TASK REQUIREMENTS: Take each line that has the word "xlabel" and return it.

(Extracted data entries)
begin

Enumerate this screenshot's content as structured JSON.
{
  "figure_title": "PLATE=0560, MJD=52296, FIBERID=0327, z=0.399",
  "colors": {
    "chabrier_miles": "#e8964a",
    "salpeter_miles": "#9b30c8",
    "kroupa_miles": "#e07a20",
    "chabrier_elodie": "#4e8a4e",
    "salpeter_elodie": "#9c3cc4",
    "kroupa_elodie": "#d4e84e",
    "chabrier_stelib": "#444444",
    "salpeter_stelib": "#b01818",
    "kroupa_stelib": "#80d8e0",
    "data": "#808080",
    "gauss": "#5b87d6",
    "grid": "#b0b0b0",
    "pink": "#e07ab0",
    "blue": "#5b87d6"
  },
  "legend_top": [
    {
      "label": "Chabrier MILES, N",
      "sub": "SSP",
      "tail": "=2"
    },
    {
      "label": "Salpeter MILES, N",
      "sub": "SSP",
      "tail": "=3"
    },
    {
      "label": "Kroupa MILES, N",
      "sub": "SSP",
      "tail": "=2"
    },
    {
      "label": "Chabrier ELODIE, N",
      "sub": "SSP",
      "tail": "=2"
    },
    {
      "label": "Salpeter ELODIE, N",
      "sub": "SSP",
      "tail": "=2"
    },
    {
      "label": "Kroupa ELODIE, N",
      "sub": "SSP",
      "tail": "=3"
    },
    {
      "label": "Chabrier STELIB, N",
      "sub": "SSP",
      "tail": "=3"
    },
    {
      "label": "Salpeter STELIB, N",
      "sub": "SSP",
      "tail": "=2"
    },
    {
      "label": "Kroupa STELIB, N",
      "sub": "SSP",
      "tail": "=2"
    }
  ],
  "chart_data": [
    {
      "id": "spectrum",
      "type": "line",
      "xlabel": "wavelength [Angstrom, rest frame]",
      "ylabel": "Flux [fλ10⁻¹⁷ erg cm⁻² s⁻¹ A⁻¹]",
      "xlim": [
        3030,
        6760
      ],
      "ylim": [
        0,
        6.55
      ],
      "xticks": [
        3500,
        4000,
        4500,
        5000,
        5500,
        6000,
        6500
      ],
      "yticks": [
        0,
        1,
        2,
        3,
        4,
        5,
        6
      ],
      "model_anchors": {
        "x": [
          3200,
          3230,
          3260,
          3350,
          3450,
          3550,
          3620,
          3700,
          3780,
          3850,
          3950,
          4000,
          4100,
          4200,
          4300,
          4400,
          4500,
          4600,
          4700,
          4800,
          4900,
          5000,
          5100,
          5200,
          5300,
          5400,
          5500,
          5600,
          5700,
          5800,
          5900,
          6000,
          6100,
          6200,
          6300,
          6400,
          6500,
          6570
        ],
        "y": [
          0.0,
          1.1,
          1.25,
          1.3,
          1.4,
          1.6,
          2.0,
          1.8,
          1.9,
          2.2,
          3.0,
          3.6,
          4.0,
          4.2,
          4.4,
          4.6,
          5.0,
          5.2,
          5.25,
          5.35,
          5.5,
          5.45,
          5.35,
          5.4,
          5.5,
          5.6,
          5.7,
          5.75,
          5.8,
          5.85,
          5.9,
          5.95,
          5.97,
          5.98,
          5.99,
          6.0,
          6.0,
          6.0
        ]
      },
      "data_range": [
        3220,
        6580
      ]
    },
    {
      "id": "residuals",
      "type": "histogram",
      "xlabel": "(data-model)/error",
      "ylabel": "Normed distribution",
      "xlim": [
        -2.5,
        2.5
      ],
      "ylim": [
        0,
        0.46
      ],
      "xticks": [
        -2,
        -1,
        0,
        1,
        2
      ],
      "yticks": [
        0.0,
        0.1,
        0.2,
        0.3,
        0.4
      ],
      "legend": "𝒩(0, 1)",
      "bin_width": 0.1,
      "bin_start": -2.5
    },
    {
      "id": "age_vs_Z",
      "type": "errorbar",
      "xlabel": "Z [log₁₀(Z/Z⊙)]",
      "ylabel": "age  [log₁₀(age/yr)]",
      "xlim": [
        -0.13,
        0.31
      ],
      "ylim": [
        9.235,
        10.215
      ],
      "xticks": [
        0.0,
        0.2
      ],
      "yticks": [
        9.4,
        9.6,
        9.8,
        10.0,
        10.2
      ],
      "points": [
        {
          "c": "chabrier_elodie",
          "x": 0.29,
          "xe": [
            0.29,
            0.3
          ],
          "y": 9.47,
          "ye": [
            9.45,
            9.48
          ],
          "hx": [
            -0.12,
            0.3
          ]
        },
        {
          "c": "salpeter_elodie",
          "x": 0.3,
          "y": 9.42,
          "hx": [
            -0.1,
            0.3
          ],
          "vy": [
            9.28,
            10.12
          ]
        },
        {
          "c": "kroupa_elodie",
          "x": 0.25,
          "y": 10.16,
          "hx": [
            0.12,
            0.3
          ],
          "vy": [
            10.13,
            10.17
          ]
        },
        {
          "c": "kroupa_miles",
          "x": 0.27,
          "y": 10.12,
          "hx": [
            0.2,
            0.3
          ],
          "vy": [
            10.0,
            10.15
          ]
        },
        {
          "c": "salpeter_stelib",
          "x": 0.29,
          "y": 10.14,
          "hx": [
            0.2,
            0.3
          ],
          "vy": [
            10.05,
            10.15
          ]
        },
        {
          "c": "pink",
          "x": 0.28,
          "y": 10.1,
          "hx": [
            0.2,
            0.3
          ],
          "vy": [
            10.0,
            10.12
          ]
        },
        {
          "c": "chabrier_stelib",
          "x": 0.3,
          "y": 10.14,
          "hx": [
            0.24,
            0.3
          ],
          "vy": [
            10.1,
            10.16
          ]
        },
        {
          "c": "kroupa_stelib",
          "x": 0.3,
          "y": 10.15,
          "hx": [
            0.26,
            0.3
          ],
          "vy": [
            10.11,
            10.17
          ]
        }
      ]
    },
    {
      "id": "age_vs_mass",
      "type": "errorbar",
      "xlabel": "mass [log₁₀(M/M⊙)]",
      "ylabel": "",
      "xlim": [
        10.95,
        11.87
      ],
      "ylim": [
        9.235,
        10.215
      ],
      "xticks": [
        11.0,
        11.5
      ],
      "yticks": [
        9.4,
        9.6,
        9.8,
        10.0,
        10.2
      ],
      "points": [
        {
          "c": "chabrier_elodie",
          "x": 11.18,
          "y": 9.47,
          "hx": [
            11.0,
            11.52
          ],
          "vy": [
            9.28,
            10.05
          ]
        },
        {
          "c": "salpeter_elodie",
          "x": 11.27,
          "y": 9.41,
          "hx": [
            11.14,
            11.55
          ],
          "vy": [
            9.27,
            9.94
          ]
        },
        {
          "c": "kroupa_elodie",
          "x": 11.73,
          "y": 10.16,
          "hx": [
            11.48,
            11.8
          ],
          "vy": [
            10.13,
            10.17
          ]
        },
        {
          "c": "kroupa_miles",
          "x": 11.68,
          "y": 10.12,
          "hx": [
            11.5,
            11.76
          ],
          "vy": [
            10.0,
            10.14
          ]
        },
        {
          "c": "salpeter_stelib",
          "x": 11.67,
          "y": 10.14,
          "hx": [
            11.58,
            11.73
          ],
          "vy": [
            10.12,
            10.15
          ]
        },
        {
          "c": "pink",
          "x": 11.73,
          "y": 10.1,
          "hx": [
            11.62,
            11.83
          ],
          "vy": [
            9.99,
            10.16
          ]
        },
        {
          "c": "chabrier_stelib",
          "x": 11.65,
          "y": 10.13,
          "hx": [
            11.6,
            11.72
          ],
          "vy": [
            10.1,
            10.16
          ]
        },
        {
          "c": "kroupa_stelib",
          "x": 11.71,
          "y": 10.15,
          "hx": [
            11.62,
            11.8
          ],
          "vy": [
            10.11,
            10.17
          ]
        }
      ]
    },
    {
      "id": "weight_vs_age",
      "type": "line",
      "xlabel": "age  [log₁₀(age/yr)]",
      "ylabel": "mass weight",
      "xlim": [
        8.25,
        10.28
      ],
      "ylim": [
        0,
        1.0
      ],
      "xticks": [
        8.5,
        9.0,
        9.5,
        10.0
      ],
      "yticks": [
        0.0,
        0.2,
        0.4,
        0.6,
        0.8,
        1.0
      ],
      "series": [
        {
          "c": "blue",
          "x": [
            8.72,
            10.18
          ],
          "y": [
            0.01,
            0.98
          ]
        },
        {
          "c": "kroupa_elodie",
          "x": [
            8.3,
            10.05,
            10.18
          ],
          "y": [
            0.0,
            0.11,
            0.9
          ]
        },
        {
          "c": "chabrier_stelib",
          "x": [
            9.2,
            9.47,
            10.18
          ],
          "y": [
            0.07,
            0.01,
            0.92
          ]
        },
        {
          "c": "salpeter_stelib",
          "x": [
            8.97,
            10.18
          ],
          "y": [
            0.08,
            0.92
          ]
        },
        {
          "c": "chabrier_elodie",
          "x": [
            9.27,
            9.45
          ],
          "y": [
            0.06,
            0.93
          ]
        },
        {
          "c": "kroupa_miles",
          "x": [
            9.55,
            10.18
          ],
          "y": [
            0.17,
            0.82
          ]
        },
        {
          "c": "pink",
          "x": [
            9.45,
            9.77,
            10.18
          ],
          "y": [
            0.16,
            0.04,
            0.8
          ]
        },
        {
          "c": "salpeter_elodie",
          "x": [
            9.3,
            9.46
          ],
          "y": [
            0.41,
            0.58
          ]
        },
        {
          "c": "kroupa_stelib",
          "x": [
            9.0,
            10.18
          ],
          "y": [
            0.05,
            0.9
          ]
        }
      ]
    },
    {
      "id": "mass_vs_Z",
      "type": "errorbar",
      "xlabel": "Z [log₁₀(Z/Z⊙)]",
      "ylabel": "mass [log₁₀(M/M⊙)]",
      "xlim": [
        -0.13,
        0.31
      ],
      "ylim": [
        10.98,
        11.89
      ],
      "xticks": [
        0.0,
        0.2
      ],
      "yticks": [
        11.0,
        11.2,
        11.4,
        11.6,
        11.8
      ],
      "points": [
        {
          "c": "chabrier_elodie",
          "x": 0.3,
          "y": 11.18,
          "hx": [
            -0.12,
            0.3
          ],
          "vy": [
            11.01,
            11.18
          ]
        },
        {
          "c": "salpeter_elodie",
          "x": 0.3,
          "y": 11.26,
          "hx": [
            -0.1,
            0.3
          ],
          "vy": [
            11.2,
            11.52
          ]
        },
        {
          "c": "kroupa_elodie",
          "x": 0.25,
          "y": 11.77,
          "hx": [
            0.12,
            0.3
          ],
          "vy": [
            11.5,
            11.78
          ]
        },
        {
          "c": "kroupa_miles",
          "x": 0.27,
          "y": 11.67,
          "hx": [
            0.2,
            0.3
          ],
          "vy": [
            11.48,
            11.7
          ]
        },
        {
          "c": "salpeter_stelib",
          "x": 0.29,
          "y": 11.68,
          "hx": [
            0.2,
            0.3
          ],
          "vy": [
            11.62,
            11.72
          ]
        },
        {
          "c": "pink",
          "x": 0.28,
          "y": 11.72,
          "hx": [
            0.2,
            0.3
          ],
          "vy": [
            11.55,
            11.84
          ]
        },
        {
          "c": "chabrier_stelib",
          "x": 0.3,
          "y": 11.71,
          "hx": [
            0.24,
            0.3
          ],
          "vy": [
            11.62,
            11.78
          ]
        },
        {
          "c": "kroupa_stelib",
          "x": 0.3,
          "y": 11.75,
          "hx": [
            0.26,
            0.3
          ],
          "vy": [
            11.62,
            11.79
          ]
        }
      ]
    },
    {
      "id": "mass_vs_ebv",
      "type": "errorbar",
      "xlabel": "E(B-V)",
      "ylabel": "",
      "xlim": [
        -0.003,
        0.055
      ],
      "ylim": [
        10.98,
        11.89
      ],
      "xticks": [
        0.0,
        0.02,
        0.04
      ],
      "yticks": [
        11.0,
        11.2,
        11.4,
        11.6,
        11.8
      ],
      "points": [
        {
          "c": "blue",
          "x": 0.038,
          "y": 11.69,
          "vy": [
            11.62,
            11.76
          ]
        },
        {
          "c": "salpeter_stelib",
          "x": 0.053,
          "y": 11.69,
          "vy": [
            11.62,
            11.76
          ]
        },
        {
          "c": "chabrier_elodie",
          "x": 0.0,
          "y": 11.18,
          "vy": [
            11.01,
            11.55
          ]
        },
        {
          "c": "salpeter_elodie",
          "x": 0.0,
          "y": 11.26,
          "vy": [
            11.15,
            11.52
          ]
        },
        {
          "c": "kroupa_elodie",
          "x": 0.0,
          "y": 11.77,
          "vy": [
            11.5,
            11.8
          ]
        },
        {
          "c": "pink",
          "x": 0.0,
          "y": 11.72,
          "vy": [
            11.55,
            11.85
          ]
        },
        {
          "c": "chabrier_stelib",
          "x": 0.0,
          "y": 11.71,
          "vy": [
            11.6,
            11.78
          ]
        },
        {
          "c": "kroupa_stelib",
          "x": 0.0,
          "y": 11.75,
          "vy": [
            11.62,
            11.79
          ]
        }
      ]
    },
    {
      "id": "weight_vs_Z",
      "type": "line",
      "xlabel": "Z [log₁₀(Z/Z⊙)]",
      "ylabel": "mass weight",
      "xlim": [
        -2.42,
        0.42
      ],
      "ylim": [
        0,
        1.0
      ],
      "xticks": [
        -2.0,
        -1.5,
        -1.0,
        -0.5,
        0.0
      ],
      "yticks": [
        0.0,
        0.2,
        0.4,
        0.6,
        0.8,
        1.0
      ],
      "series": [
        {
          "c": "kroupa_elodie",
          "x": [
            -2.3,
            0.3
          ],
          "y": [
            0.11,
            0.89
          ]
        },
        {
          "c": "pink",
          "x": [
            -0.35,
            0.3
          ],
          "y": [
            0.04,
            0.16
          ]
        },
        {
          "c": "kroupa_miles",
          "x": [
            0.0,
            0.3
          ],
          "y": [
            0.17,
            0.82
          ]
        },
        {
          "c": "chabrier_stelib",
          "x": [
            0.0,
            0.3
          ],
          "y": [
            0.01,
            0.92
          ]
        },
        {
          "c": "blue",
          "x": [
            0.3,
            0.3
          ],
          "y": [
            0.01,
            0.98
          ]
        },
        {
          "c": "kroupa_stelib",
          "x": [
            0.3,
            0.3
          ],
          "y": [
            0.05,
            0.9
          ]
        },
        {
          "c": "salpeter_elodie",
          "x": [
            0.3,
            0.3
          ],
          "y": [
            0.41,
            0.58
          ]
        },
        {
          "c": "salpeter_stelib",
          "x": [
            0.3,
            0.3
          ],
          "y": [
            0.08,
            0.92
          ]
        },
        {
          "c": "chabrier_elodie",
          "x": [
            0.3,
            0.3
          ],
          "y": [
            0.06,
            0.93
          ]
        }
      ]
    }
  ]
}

end

ANSWER FOR THIS EXERCISE:
      "xlabel": "wavelength [Angstrom, rest frame]",
      "xlabel": "(data-model)/error",
      "xlabel": "Z [log₁₀(Z/Z⊙)]",
      "xlabel": "mass [log₁₀(M/M⊙)]",
      "xlabel": "age  [log₁₀(age/yr)]",
      "xlabel": "Z [log₁₀(Z/Z⊙)]",
      "xlabel": "E(B-V)",
      "xlabel": "Z [log₁₀(Z/Z⊙)]",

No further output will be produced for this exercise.